WHAT IS REQUIRED: Reproduce the listing below without changes, except that pictures are left out.

Dataset entries on figures:
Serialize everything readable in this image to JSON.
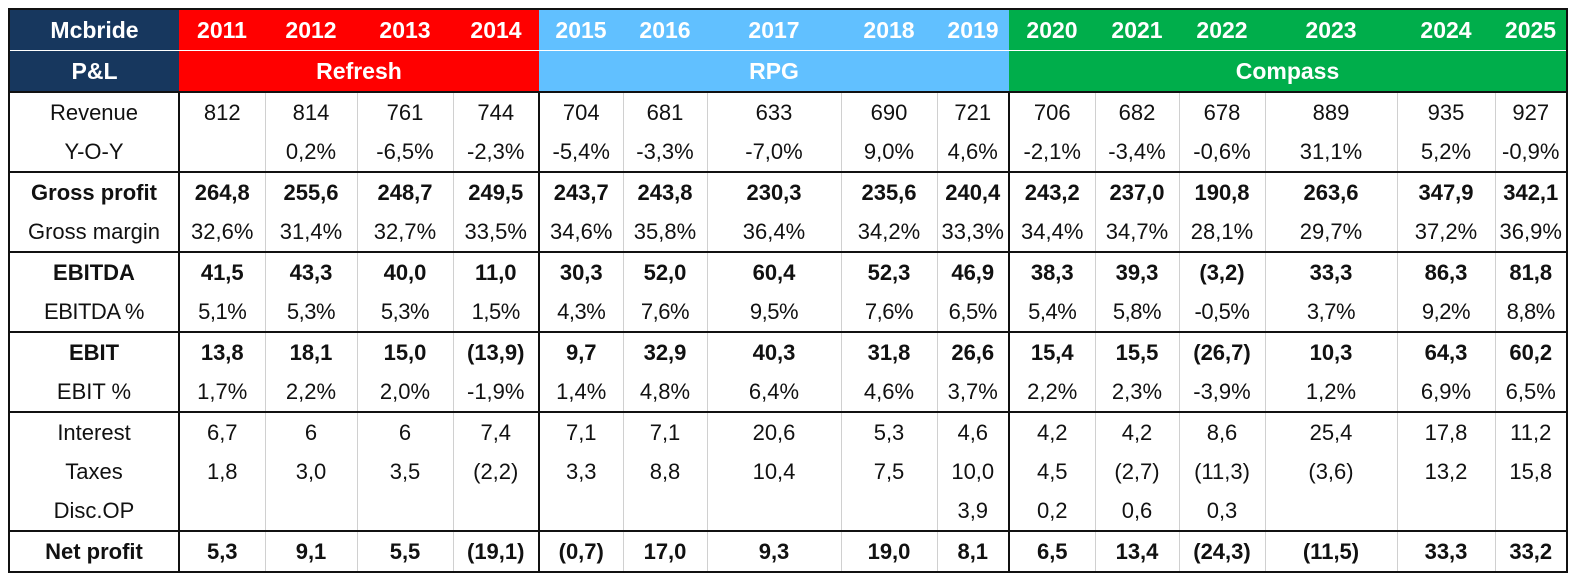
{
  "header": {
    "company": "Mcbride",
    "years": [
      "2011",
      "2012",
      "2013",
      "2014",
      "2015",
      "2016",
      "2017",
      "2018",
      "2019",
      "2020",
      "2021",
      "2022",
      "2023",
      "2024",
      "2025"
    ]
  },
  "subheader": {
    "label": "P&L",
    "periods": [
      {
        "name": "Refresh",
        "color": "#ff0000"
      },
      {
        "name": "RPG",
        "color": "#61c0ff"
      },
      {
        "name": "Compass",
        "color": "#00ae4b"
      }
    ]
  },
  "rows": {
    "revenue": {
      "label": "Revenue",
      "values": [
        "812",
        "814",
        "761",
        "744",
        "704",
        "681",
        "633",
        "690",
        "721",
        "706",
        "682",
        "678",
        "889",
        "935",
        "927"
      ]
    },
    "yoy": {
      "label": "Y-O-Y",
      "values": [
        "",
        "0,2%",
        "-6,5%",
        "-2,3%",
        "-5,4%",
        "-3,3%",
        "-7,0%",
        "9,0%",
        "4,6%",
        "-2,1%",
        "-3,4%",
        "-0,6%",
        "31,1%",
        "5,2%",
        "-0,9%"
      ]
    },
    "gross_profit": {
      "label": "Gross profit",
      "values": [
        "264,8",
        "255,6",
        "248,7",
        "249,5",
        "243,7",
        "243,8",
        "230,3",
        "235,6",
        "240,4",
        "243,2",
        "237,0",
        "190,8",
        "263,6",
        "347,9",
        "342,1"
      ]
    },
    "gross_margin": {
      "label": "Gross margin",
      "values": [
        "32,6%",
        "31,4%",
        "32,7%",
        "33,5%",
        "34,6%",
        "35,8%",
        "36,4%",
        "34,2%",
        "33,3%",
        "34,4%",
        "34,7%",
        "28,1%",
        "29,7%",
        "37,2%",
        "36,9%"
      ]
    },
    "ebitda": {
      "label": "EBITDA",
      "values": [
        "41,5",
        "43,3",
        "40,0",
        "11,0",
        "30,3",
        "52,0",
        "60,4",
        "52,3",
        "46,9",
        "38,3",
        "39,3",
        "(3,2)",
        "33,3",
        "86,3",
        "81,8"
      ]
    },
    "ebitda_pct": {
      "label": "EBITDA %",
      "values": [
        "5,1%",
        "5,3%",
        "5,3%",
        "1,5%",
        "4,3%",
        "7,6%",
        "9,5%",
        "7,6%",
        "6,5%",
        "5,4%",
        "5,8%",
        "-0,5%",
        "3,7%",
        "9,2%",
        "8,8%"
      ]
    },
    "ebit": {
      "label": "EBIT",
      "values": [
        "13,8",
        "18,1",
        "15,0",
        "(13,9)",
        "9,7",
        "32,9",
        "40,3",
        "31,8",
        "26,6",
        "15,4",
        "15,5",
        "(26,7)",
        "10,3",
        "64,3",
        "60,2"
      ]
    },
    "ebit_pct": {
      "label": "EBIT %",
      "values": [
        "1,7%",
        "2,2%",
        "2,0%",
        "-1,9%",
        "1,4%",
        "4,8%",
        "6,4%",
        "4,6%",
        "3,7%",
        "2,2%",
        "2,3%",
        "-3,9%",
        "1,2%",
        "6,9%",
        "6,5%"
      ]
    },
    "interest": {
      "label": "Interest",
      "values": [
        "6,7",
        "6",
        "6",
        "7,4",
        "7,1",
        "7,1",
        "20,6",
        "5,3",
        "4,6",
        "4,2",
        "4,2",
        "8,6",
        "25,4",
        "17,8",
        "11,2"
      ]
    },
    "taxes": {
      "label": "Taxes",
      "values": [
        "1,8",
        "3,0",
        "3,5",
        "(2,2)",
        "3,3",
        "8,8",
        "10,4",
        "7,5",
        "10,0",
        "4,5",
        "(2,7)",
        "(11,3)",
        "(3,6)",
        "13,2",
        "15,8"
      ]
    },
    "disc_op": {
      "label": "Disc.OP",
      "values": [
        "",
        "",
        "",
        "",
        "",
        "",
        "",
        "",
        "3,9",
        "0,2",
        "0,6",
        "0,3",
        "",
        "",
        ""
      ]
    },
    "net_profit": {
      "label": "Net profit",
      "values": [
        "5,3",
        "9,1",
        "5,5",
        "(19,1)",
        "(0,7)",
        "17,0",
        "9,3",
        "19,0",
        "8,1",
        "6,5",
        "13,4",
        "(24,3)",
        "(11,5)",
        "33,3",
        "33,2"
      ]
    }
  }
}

SOLUTION FOR THIS PROBLEM:
Serialize everything readable in this image to JSON.
{
  "header": {
    "company": "Mcbride",
    "years": [
      "2011",
      "2012",
      "2013",
      "2014",
      "2015",
      "2016",
      "2017",
      "2018",
      "2019",
      "2020",
      "2021",
      "2022",
      "2023",
      "2024",
      "2025"
    ]
  },
  "subheader": {
    "label": "P&L",
    "periods": [
      {
        "name": "Refresh",
        "color": "#ff0000"
      },
      {
        "name": "RPG",
        "color": "#61c0ff"
      },
      {
        "name": "Compass",
        "color": "#00ae4b"
      }
    ]
  },
  "rows": {
    "revenue": {
      "label": "Revenue",
      "values": [
        "812",
        "814",
        "761",
        "744",
        "704",
        "681",
        "633",
        "690",
        "721",
        "706",
        "682",
        "678",
        "889",
        "935",
        "927"
      ]
    },
    "yoy": {
      "label": "Y-O-Y",
      "values": [
        "",
        "0,2%",
        "-6,5%",
        "-2,3%",
        "-5,4%",
        "-3,3%",
        "-7,0%",
        "9,0%",
        "4,6%",
        "-2,1%",
        "-3,4%",
        "-0,6%",
        "31,1%",
        "5,2%",
        "-0,9%"
      ]
    },
    "gross_profit": {
      "label": "Gross profit",
      "values": [
        "264,8",
        "255,6",
        "248,7",
        "249,5",
        "243,7",
        "243,8",
        "230,3",
        "235,6",
        "240,4",
        "243,2",
        "237,0",
        "190,8",
        "263,6",
        "347,9",
        "342,1"
      ]
    },
    "gross_margin": {
      "label": "Gross margin",
      "values": [
        "32,6%",
        "31,4%",
        "32,7%",
        "33,5%",
        "34,6%",
        "35,8%",
        "36,4%",
        "34,2%",
        "33,3%",
        "34,4%",
        "34,7%",
        "28,1%",
        "29,7%",
        "37,2%",
        "36,9%"
      ]
    },
    "ebitda": {
      "label": "EBITDA",
      "values": [
        "41,5",
        "43,3",
        "40,0",
        "11,0",
        "30,3",
        "52,0",
        "60,4",
        "52,3",
        "46,9",
        "38,3",
        "39,3",
        "(3,2)",
        "33,3",
        "86,3",
        "81,8"
      ]
    },
    "ebitda_pct": {
      "label": "EBITDA %",
      "values": [
        "5,1%",
        "5,3%",
        "5,3%",
        "1,5%",
        "4,3%",
        "7,6%",
        "9,5%",
        "7,6%",
        "6,5%",
        "5,4%",
        "5,8%",
        "-0,5%",
        "3,7%",
        "9,2%",
        "8,8%"
      ]
    },
    "ebit": {
      "label": "EBIT",
      "values": [
        "13,8",
        "18,1",
        "15,0",
        "(13,9)",
        "9,7",
        "32,9",
        "40,3",
        "31,8",
        "26,6",
        "15,4",
        "15,5",
        "(26,7)",
        "10,3",
        "64,3",
        "60,2"
      ]
    },
    "ebit_pct": {
      "label": "EBIT %",
      "values": [
        "1,7%",
        "2,2%",
        "2,0%",
        "-1,9%",
        "1,4%",
        "4,8%",
        "6,4%",
        "4,6%",
        "3,7%",
        "2,2%",
        "2,3%",
        "-3,9%",
        "1,2%",
        "6,9%",
        "6,5%"
      ]
    },
    "interest": {
      "label": "Interest",
      "values": [
        "6,7",
        "6",
        "6",
        "7,4",
        "7,1",
        "7,1",
        "20,6",
        "5,3",
        "4,6",
        "4,2",
        "4,2",
        "8,6",
        "25,4",
        "17,8",
        "11,2"
      ]
    },
    "taxes": {
      "label": "Taxes",
      "values": [
        "1,8",
        "3,0",
        "3,5",
        "(2,2)",
        "3,3",
        "8,8",
        "10,4",
        "7,5",
        "10,0",
        "4,5",
        "(2,7)",
        "(11,3)",
        "(3,6)",
        "13,2",
        "15,8"
      ]
    },
    "disc_op": {
      "label": "Disc.OP",
      "values": [
        "",
        "",
        "",
        "",
        "",
        "",
        "",
        "",
        "3,9",
        "0,2",
        "0,6",
        "0,3",
        "",
        "",
        ""
      ]
    },
    "net_profit": {
      "label": "Net profit",
      "values": [
        "5,3",
        "9,1",
        "5,5",
        "(19,1)",
        "(0,7)",
        "17,0",
        "9,3",
        "19,0",
        "8,1",
        "6,5",
        "13,4",
        "(24,3)",
        "(11,5)",
        "33,3",
        "33,2"
      ]
    }
  }
}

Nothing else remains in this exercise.